> What you need to do:
1. According to the passage on pass-through entity tax elections, to how many states have PTET regimes expanded?
2. Summarize the passage on pass-through entity tax elections in two sentences.
3. Rewrite the passage on pass-through entity tax elections from "For a business" to "specific rate structure.", substituting "initial" for "threshold".

> Text under study:
[Start of section]

The economic effect is a restoration of some or all of the lost SALT deduction — depending on rates, credit availability, and the owner's residency situation.

The mechanics that determine whether an election is worth making

Not every eligible business benefits from electing in every available state. Three variables control the analysis:

Entity-level rate versus owner's marginal rate. If the PTET rate is lower than the owner's effective marginal rate on that income, electing produces a smaller federal deduction than the owner would have received from an uncapped state deduction. Most states have set rates at or near individual top rates, but the comparison should be made explicitly.

Resident-credit treatment in the owner's home state. This is the most common planning failure. A PTET payment in State A reduces the entity's federal taxable income, but it only produces net tax savings for the owner if State B (the owner's residence state) credits the State A tax against the owner's home-state liability. Many states credit other states' PTET payments — but not all, and the mechanics differ. An owner who lives in a state that does not credit the PTET will pay the entity-level tax, get the federal deduction, and still owe their home state in full.

Election timing and irrevocability. Most PTET elections are made annually, often by a date in the current tax year. Many are irrevocable once made. A calendar-year partnership that misses a September 15 election deadline in a given state has lost the election for that year. The planning timeline must work backward from these deadlines.

A multistate owner's analytical framework

For a business operating in multiple PTET-eligible states, the threshold determination is which states are worth electing in for the current year. The practical steps:

Map income by state. PTET elections are typically available only for income attributable to business activity in the electing state — not the owner's entire income. Estimate state-apportioned or allocated income for each potential election state.

Confirm the owner's home state's credit treatment. Contact the home state's instructions or a current-year guidance publication. If no credit is available, the election in the activity state saves federal tax (via the entity deduction) but creates a net state-tax increase (by paying the PTET without offsetting the home-state liability). Whether that net position is beneficial depends on the owner's specific rate structure.

Identify each state's election window and mechanics. Some states require an annual affirmative election; others are automatic once opted into the regime; a few have one-time elections. The deadline calendar must be assembled before any filing-season decisions are made.

Model the net benefit. For each potential election state: estimate the federal tax saved (entity deduction × owner's federal marginal rate) and net it against any state-tax cost not offset by the home-state credit. The decision is the sum of those net figures across all potential election states.

What has changed for multistate owners in 2022

The expansion of PTET regimes to more than 30 states means that a business operating in five or six states may now have PTET elections available in all of them. The opportunity cost of not modeling the elections is higher than it was in 2021, when fewer regimes were live. At the same time, the coordination complexity has grown: more elections mean more deadlines, more resident-credit analyses, and more opportunity for the election to produce unexpected results if the home-state credit mechanics are not verified.

Bottom line

The pass-through entity tax is one of the most durable planning opportunities in the current federal tax landscape. Its value is not automatic — it depends on careful state-by-state analysis and on election-deadline discipline. For multistate owners who have not yet mapped their 2022 election options across all available states, the time to do that work is now, not at year-end when some election windows will have closed.

[End of section]

> Listed records:
[Start of section]

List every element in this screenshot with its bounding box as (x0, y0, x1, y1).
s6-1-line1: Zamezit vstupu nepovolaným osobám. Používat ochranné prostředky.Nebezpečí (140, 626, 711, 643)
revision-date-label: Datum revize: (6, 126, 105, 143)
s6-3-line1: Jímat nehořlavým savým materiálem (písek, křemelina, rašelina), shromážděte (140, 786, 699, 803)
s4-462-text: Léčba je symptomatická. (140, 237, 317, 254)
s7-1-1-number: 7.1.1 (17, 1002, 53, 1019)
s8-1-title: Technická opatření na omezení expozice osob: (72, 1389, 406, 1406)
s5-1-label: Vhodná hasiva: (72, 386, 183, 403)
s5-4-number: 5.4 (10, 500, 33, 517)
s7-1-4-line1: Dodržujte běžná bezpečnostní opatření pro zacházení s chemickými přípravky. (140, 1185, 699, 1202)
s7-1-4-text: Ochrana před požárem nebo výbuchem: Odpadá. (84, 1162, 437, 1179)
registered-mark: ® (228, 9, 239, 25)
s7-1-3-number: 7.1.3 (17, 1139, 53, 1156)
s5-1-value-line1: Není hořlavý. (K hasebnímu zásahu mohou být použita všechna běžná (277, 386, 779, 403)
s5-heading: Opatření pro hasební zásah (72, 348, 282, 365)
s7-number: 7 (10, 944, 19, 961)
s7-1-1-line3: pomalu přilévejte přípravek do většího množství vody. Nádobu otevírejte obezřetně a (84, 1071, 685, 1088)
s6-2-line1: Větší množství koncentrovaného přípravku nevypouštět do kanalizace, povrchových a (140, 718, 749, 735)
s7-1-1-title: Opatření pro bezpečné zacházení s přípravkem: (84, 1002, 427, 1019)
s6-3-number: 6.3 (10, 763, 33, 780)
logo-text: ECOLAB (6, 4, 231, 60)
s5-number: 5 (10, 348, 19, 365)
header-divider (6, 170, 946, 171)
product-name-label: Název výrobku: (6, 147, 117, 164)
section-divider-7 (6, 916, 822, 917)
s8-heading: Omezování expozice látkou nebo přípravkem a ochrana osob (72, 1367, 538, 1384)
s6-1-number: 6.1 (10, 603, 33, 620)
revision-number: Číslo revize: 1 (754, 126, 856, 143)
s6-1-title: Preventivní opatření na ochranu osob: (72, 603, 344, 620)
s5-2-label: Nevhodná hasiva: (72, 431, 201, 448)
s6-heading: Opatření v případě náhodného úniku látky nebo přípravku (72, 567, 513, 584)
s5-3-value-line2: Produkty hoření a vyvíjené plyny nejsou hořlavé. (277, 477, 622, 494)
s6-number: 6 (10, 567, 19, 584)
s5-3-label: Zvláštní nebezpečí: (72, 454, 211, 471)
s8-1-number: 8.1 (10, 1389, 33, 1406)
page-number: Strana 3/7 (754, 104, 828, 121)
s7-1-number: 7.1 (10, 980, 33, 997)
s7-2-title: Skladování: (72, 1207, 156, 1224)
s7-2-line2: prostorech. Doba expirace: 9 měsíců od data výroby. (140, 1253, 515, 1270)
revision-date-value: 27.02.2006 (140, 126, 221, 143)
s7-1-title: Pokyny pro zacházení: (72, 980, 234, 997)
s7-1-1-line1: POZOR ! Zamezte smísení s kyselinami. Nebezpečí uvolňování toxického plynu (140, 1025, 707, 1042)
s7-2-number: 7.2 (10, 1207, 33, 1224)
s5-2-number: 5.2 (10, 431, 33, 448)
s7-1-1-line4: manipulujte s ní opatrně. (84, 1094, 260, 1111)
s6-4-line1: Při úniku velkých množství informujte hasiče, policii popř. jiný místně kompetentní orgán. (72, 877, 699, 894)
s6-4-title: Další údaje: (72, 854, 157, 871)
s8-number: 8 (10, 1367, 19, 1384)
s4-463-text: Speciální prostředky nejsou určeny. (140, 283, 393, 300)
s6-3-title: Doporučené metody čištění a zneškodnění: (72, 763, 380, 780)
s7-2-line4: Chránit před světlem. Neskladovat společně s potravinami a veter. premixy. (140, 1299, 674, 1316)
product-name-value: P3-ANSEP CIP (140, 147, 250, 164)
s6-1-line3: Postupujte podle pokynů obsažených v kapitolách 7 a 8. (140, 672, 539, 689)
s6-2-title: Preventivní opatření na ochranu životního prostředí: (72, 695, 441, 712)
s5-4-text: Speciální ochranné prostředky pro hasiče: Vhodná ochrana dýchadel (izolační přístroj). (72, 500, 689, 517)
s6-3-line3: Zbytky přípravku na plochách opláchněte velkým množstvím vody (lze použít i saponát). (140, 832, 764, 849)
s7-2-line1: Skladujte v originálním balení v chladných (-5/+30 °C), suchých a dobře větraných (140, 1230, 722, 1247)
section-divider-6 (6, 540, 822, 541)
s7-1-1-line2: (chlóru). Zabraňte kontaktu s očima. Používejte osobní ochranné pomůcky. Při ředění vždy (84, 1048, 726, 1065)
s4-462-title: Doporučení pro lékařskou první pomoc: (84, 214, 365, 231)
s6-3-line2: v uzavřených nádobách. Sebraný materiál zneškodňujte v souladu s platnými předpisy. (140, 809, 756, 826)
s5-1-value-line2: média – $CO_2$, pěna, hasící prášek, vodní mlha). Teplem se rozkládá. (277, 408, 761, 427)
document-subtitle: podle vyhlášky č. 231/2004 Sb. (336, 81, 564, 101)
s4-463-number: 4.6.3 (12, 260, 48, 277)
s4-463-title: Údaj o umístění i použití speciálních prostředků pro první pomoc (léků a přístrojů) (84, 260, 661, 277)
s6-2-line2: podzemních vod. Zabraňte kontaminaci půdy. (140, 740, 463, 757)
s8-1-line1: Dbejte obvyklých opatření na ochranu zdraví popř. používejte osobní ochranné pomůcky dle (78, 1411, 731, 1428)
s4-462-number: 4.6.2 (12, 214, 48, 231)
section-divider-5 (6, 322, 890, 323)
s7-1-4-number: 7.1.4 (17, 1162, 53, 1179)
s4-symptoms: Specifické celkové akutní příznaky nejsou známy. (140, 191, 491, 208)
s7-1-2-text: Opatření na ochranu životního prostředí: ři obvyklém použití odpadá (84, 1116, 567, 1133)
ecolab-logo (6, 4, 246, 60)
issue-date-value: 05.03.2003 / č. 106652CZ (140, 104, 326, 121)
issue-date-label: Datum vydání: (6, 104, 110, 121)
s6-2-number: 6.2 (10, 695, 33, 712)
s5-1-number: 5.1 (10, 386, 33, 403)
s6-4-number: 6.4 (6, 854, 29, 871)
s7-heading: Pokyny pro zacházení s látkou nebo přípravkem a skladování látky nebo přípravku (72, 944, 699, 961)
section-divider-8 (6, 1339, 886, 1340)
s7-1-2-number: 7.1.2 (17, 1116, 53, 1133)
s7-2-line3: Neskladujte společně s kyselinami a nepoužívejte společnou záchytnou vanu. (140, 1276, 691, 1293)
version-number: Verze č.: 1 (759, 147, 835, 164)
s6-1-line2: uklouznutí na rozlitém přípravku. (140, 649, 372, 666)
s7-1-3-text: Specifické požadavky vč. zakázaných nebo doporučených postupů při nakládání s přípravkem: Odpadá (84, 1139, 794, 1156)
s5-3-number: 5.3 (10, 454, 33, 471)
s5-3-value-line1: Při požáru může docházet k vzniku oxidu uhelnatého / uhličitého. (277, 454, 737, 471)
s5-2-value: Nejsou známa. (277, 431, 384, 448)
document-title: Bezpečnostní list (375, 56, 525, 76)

[End of section]

> Responses for each task:
1. PTET regimes have expanded to more than 30 states.

2. Whether a PTET election is worthwhile depends on the entity-level rate compared with the owner's marginal rate, on whether the owner's home state credits the tax, and on election timing and irrevocability. Multistate owners should map income by state, confirm home-state credit treatment, identify each state's election window, and model the net benefit promptly, because the expansion of PTET regimes has raised both the opportunity and the coordination complexity.

3.
For a business operating in multiple PTET-eligible states, the initial determination is which states are worth electing in for the current year. The practical steps:

Map income by state. PTET elections are typically available only for income attributable to business activity in the electing state — not the owner's entire income. Estimate state-apportioned or allocated income for each potential election state.

Confirm the owner's home state's credit treatment. Contact the home state's instructions or a current-year guidance publication. If no credit is available, the election in the activity state saves federal tax (via the entity deduction) but creates a net state-tax increase (by paying the PTET without offsetting the home-state liability). Whether that net position is beneficial depends on the owner's specific rate structure.